What to work on.
1. For the difference equations passage, decide whether each statement agrees with it: (a) the test substitution method turns the problem into a polynomial equation; (b) the generating function method works only for homogeneous equations; (c) the test substitution method is described as more powerful than generating functions. Answer yes or no for each, quoting the words of the text that settle it.
2. Rewrite as a short list the paragraph of the difference equations passage that begins "There are known two basic methods", keeping its main facts.

Document excerpt.
[START]

There are known two basic methods to find a solution of homogeneous constant coefficient difference equation $$x_{n+p} = a_p x_{n+p-1} + a_{p-1} x_{n+p-2} + \cdots + a_1 x_n :$$ test substitution $$x_{n} = r^n$$ and method of generating functions. The former reduces the problem to a polynomial equation, called the characteristic equation, and the solution depends on its roots: whether they are real, multiple, or complex. The latter is more powerful and could be applied to nonhomogeneous equations as well. Till some extend, the generating function method resembles application of the Laplace transform for solving differential equations. We illustrate their applications in the following examples.

[END]

Supplied entries.
[START]

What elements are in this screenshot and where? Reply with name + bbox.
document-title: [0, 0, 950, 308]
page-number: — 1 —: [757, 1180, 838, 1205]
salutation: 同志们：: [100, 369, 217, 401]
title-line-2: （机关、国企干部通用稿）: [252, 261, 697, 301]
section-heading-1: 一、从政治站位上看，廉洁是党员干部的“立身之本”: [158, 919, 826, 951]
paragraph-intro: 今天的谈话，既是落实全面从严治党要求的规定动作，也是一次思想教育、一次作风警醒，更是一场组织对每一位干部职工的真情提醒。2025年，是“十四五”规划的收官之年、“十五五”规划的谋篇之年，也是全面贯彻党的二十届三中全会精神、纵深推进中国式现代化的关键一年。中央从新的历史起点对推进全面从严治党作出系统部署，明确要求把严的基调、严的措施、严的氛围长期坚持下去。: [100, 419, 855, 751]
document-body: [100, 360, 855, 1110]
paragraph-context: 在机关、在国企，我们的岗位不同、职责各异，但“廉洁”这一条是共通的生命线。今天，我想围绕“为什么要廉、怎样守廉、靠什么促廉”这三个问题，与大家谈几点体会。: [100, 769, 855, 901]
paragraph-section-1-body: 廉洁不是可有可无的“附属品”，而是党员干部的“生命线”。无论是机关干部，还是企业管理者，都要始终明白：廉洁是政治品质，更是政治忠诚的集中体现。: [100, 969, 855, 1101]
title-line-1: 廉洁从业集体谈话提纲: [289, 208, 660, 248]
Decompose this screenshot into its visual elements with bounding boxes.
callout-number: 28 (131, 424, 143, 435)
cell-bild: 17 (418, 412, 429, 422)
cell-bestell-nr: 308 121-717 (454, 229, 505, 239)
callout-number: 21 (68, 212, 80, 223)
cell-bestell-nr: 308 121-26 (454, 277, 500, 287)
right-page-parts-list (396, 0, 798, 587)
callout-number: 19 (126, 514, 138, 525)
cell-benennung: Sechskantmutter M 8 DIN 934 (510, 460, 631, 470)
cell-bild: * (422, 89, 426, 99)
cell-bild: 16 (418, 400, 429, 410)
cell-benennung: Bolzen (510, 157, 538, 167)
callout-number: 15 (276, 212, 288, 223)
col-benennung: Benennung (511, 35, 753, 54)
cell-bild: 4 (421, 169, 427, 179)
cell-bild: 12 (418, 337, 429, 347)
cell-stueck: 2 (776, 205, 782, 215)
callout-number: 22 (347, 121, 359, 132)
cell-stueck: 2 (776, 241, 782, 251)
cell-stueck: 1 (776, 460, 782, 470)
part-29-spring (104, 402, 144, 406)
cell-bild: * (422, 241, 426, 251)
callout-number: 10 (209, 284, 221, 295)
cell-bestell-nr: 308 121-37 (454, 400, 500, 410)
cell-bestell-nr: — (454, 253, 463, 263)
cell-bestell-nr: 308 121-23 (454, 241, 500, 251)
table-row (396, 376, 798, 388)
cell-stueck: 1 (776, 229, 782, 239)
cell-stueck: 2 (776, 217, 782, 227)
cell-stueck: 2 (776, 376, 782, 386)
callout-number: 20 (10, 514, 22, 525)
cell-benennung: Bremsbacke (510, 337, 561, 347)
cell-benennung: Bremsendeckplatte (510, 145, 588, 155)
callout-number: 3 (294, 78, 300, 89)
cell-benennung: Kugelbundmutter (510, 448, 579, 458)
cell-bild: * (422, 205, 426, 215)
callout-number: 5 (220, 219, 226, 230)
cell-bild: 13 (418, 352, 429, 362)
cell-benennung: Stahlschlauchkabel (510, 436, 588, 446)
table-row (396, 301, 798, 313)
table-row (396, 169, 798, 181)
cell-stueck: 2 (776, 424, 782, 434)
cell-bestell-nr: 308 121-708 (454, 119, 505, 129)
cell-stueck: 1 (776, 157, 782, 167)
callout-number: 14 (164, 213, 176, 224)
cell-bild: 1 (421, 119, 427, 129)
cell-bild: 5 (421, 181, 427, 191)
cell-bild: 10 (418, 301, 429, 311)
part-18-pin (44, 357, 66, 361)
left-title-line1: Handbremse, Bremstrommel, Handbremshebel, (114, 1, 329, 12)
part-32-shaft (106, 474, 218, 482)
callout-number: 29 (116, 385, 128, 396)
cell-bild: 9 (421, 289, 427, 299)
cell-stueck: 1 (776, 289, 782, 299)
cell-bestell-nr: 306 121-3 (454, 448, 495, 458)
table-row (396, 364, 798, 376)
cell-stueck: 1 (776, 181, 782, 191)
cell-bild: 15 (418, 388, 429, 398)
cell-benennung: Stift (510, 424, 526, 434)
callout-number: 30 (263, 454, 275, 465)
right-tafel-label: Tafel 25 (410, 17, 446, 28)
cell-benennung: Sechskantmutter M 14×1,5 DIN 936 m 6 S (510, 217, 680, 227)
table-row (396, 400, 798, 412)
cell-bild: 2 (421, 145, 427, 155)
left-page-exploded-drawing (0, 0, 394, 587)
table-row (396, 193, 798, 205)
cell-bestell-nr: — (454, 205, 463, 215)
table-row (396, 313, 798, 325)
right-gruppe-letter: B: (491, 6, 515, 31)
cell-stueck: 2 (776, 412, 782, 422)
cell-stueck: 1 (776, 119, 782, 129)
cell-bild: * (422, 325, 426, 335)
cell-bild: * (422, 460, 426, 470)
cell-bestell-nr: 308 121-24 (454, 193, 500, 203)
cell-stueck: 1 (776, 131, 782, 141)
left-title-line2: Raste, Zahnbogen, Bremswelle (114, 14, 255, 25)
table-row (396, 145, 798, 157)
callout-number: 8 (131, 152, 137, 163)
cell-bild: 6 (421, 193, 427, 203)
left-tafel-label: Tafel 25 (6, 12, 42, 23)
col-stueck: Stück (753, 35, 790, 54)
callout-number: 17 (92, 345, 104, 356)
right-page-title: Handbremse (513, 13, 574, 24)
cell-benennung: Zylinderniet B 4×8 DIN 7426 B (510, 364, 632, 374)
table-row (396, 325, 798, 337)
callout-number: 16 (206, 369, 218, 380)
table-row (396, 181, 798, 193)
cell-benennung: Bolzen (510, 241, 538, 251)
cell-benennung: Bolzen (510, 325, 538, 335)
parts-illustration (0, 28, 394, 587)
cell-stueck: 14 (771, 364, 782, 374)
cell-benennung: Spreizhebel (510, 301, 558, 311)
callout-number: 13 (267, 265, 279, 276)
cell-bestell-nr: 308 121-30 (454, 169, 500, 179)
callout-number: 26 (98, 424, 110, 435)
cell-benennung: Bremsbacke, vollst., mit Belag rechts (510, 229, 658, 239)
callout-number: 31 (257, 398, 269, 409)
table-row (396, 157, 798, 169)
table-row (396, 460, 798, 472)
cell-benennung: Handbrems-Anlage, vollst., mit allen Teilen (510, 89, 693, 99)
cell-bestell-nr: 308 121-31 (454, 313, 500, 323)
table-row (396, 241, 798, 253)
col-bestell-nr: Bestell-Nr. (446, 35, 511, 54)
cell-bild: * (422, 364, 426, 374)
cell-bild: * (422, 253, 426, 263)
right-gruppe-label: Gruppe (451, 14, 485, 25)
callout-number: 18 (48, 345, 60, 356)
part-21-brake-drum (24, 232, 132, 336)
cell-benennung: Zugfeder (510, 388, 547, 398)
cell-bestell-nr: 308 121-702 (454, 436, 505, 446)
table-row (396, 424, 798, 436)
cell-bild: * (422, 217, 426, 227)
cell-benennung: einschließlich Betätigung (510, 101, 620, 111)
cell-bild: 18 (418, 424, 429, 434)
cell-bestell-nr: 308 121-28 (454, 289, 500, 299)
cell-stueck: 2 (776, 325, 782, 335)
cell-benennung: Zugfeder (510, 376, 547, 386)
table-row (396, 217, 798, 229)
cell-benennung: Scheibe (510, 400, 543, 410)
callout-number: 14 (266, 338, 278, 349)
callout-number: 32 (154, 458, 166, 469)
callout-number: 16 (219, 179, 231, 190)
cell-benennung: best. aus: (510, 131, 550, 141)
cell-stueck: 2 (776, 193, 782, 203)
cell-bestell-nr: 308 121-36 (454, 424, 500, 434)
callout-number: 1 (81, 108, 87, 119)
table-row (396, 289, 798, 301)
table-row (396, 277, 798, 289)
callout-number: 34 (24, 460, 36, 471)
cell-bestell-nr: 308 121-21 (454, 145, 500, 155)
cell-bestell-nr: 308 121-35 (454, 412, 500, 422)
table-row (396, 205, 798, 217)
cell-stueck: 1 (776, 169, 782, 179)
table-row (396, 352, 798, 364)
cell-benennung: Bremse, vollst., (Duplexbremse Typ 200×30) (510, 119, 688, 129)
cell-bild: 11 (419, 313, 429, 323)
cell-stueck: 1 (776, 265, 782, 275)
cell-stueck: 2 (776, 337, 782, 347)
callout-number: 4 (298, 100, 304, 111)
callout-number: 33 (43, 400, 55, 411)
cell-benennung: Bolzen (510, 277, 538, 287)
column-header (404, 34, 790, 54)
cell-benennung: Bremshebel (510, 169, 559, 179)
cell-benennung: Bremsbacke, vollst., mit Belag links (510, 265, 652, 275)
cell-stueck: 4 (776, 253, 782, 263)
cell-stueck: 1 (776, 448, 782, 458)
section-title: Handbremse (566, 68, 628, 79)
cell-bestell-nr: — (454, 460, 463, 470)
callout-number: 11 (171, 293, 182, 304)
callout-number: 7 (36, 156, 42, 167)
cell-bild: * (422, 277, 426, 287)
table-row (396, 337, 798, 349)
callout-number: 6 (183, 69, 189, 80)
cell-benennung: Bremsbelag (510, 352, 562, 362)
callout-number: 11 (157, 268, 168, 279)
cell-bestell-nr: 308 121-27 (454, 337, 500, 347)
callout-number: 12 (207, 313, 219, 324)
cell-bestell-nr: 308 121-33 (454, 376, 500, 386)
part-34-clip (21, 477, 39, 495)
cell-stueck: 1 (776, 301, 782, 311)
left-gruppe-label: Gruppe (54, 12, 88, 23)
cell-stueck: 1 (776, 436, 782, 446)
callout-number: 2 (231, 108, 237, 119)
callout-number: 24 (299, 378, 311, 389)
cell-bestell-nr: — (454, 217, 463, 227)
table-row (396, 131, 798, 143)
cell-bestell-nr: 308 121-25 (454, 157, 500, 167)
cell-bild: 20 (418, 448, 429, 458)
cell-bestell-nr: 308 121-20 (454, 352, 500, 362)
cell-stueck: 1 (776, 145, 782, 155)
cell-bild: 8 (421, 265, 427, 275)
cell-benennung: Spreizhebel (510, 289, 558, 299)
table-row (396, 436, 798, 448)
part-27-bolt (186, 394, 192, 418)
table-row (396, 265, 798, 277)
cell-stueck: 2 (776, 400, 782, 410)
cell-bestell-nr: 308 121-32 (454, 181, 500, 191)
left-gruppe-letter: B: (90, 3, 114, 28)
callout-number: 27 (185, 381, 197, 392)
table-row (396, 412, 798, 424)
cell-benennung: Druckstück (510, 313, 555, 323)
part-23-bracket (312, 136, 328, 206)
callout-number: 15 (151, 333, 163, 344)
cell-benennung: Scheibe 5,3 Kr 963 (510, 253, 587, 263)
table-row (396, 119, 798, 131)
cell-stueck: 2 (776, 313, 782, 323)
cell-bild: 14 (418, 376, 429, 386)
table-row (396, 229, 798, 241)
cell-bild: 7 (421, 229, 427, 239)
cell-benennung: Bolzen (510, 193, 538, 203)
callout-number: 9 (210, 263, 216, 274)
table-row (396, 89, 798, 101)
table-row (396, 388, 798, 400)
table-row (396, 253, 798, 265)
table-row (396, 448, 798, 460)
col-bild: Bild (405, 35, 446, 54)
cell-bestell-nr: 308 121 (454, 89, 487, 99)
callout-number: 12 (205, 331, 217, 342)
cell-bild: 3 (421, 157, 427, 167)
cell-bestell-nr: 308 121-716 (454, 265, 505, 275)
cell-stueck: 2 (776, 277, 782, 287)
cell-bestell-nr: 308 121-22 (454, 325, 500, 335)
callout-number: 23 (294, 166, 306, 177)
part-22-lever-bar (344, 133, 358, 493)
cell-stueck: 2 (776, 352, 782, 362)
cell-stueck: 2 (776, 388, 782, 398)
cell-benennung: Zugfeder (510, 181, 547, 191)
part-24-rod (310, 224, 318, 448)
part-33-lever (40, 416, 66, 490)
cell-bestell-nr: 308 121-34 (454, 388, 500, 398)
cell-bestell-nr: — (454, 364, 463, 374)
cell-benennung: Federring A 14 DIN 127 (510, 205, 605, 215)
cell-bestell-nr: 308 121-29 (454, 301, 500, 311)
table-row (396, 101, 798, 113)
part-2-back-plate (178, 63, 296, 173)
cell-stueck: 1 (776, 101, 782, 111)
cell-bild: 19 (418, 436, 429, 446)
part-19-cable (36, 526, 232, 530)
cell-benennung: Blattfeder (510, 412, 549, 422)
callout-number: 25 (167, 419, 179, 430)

[END]

Solution list.
1.
(a) Yes: "The former reduces the problem to a polynomial equation, called the characteristic equation"
(b) No: "could be applied to nonhomogeneous equations as well"
(c) No: "The latter is more powerful"

2.
- Homogeneous constant coefficient difference equations have two basic solution methods.
- Test substitution, $$x_{n} = r^n$$: turns the problem into a polynomial equation, the characteristic equation. The solution depends on whether its roots are real, multiple, or complex.
- Generating functions: more powerful, and they also work for nonhomogeneous equations. To some extent this method resembles using the Laplace transform to solve differential equations.